Reproduce the records below exactly, leaving out any pictures.

══ Data excerpts ══

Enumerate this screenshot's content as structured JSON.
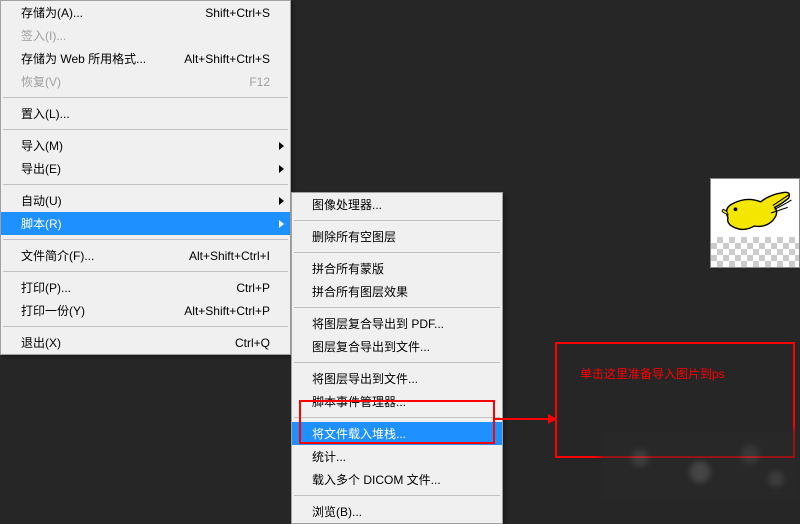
{
  "main_menu": {
    "items": [
      {
        "label": "存储为(A)...",
        "shortcut": "Shift+Ctrl+S",
        "disabled": false
      },
      {
        "label": "签入(I)...",
        "shortcut": "",
        "disabled": true
      },
      {
        "label": "存储为 Web 所用格式...",
        "shortcut": "Alt+Shift+Ctrl+S",
        "disabled": false
      },
      {
        "label": "恢复(V)",
        "shortcut": "F12",
        "disabled": true
      }
    ],
    "group2": [
      {
        "label": "置入(L)...",
        "shortcut": "",
        "disabled": false
      }
    ],
    "group3": [
      {
        "label": "导入(M)",
        "shortcut": "",
        "disabled": false,
        "arrow": true
      },
      {
        "label": "导出(E)",
        "shortcut": "",
        "disabled": false,
        "arrow": true
      }
    ],
    "group4": [
      {
        "label": "自动(U)",
        "shortcut": "",
        "disabled": false,
        "arrow": true
      },
      {
        "label": "脚本(R)",
        "shortcut": "",
        "disabled": false,
        "arrow": true,
        "highlight": true
      }
    ],
    "group5": [
      {
        "label": "文件简介(F)...",
        "shortcut": "Alt+Shift+Ctrl+I",
        "disabled": false
      }
    ],
    "group6": [
      {
        "label": "打印(P)...",
        "shortcut": "Ctrl+P",
        "disabled": false
      },
      {
        "label": "打印一份(Y)",
        "shortcut": "Alt+Shift+Ctrl+P",
        "disabled": false
      }
    ],
    "group7": [
      {
        "label": "退出(X)",
        "shortcut": "Ctrl+Q",
        "disabled": false
      }
    ]
  },
  "submenu": {
    "g1": [
      {
        "label": "图像处理器..."
      }
    ],
    "g2": [
      {
        "label": "删除所有空图层"
      }
    ],
    "g3": [
      {
        "label": "拼合所有蒙版"
      },
      {
        "label": "拼合所有图层效果"
      }
    ],
    "g4": [
      {
        "label": "将图层复合导出到 PDF..."
      },
      {
        "label": "图层复合导出到文件..."
      }
    ],
    "g5": [
      {
        "label": "将图层导出到文件..."
      },
      {
        "label": "脚本事件管理器..."
      }
    ],
    "g6": [
      {
        "label": "将文件载入堆栈...",
        "highlight": true
      },
      {
        "label": "统计..."
      },
      {
        "label": "载入多个 DICOM 文件..."
      }
    ],
    "g7": [
      {
        "label": "浏览(B)..."
      }
    ]
  },
  "annotation": {
    "text": "单击这里准备导入图片到ps"
  }
}
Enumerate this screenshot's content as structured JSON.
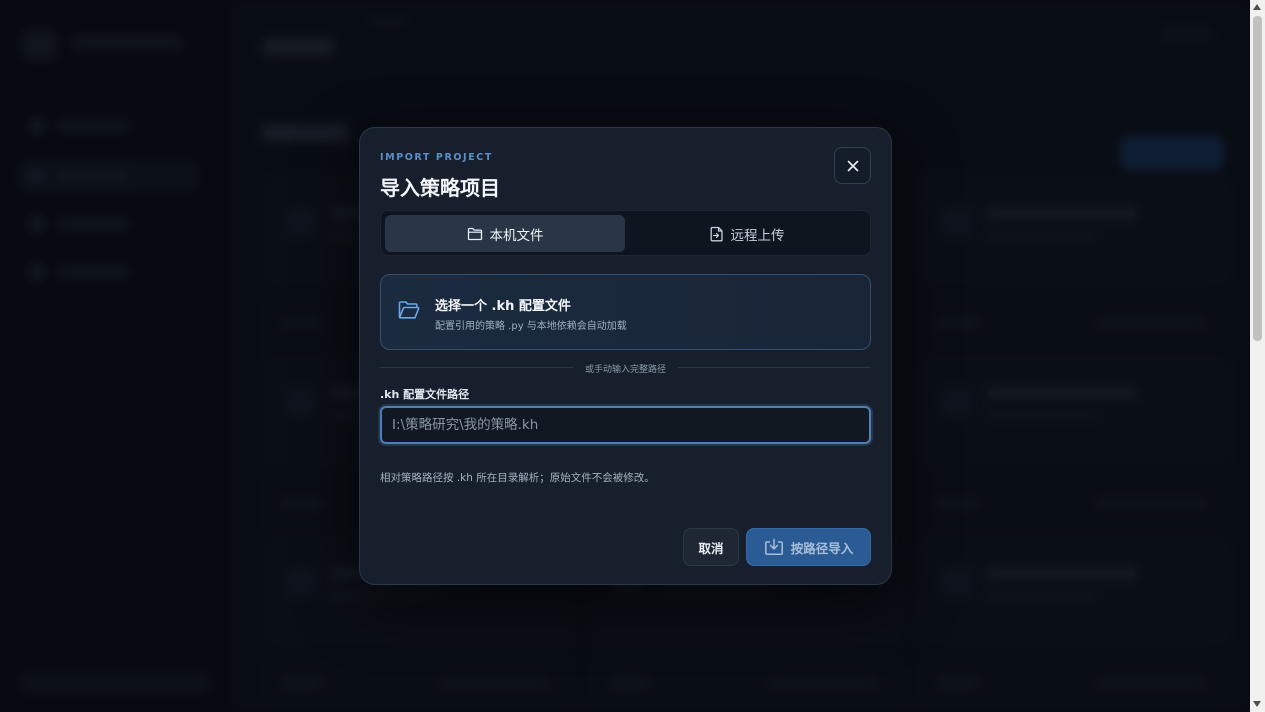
{
  "modal": {
    "eyebrow": "IMPORT PROJECT",
    "title": "导入策略项目",
    "tabs": [
      {
        "label": "本机文件",
        "icon": "folder-icon",
        "active": true
      },
      {
        "label": "远程上传",
        "icon": "file-upload-icon",
        "active": false
      }
    ],
    "file_picker": {
      "title": "选择一个 .kh 配置文件",
      "description": "配置引用的策略 .py 与本地依赖会自动加载",
      "icon": "folder-open-icon"
    },
    "divider_text": "或手动输入完整路径",
    "path_field": {
      "label": ".kh 配置文件路径",
      "value": "",
      "placeholder": "I:\\策略研究\\我的策略.kh"
    },
    "hint": "相对策略路径按 .kh 所在目录解析；原始文件不会被修改。",
    "buttons": {
      "cancel": "取消",
      "import": "按路径导入"
    }
  },
  "colors": {
    "accent": "#5b8fc9",
    "primary_button": "#2b5b94",
    "modal_background": "#161f2b",
    "page_background": "#0b1018"
  }
}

═══

Solution to this exercise —
Enumerate this screenshot's content as structured JSON.
{
  "main_menu": {
    "items": [
      {
        "label": "存储为(A)...",
        "shortcut": "Shift+Ctrl+S",
        "disabled": false
      },
      {
        "label": "签入(I)...",
        "shortcut": "",
        "disabled": true
      },
      {
        "label": "存储为 Web 所用格式...",
        "shortcut": "Alt+Shift+Ctrl+S",
        "disabled": false
      },
      {
        "label": "恢复(V)",
        "shortcut": "F12",
        "disabled": true
      }
    ],
    "group2": [
      {
        "label": "置入(L)...",
        "shortcut": "",
        "disabled": false
      }
    ],
    "group3": [
      {
        "label": "导入(M)",
        "shortcut": "",
        "disabled": false,
        "arrow": true
      },
      {
        "label": "导出(E)",
        "shortcut": "",
        "disabled": false,
        "arrow": true
      }
    ],
    "group4": [
      {
        "label": "自动(U)",
        "shortcut": "",
        "disabled": false,
        "arrow": true
      },
      {
        "label": "脚本(R)",
        "shortcut": "",
        "disabled": false,
        "arrow": true,
        "highlight": true
      }
    ],
    "group5": [
      {
        "label": "文件简介(F)...",
        "shortcut": "Alt+Shift+Ctrl+I",
        "disabled": false
      }
    ],
    "group6": [
      {
        "label": "打印(P)...",
        "shortcut": "Ctrl+P",
        "disabled": false
      },
      {
        "label": "打印一份(Y)",
        "shortcut": "Alt+Shift+Ctrl+P",
        "disabled": false
      }
    ],
    "group7": [
      {
        "label": "退出(X)",
        "shortcut": "Ctrl+Q",
        "disabled": false
      }
    ]
  },
  "submenu": {
    "g1": [
      {
        "label": "图像处理器..."
      }
    ],
    "g2": [
      {
        "label": "删除所有空图层"
      }
    ],
    "g3": [
      {
        "label": "拼合所有蒙版"
      },
      {
        "label": "拼合所有图层效果"
      }
    ],
    "g4": [
      {
        "label": "将图层复合导出到 PDF..."
      },
      {
        "label": "图层复合导出到文件..."
      }
    ],
    "g5": [
      {
        "label": "将图层导出到文件..."
      },
      {
        "label": "脚本事件管理器..."
      }
    ],
    "g6": [
      {
        "label": "将文件载入堆栈...",
        "highlight": true
      },
      {
        "label": "统计..."
      },
      {
        "label": "载入多个 DICOM 文件..."
      }
    ],
    "g7": [
      {
        "label": "浏览(B)..."
      }
    ]
  },
  "annotation": {
    "text": "单击这里准备导入图片到ps"
  }
}
Enumerate this screenshot's content as structured JSON.
{
  "modal": {
    "eyebrow": "IMPORT PROJECT",
    "title": "导入策略项目",
    "tabs": [
      {
        "label": "本机文件",
        "icon": "folder-icon",
        "active": true
      },
      {
        "label": "远程上传",
        "icon": "file-upload-icon",
        "active": false
      }
    ],
    "file_picker": {
      "title": "选择一个 .kh 配置文件",
      "description": "配置引用的策略 .py 与本地依赖会自动加载",
      "icon": "folder-open-icon"
    },
    "divider_text": "或手动输入完整路径",
    "path_field": {
      "label": ".kh 配置文件路径",
      "value": "",
      "placeholder": "I:\\策略研究\\我的策略.kh"
    },
    "hint": "相对策略路径按 .kh 所在目录解析；原始文件不会被修改。",
    "buttons": {
      "cancel": "取消",
      "import": "按路径导入"
    }
  },
  "colors": {
    "accent": "#5b8fc9",
    "primary_button": "#2b5b94",
    "modal_background": "#161f2b",
    "page_background": "#0b1018"
  }
}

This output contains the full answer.